'''
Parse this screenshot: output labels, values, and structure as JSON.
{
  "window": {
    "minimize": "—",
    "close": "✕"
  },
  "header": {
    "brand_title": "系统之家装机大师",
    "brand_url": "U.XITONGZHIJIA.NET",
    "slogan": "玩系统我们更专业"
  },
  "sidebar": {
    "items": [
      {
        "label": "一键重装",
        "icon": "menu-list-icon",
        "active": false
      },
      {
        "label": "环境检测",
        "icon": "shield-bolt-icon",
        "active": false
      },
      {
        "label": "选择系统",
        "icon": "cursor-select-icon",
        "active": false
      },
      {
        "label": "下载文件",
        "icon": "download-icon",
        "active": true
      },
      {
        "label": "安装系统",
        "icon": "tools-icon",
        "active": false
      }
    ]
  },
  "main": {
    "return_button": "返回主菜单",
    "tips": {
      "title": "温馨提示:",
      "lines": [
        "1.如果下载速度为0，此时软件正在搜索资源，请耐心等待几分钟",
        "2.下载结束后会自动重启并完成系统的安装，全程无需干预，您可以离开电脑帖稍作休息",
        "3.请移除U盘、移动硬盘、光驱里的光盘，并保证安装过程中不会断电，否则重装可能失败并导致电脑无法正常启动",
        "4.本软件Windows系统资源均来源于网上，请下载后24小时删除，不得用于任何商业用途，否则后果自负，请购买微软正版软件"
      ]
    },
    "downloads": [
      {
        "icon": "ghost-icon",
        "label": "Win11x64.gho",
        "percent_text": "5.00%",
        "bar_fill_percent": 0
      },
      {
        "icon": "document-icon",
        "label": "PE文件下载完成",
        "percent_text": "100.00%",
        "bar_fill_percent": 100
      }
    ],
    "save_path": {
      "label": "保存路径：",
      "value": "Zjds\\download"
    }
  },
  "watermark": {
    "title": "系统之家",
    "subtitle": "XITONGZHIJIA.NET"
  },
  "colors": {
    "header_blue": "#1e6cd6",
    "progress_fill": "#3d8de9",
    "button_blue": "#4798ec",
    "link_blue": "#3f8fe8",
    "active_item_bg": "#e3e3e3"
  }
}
'''
Task to complete
Scan the listing above. Collect all lines with the word "icon".

Result for this exercise
        "icon": "menu-list-icon",
        "icon": "shield-bolt-icon",
        "icon": "cursor-select-icon",
        "icon": "download-icon",
        "icon": "tools-icon",
        "icon": "ghost-icon",
        "icon": "document-icon",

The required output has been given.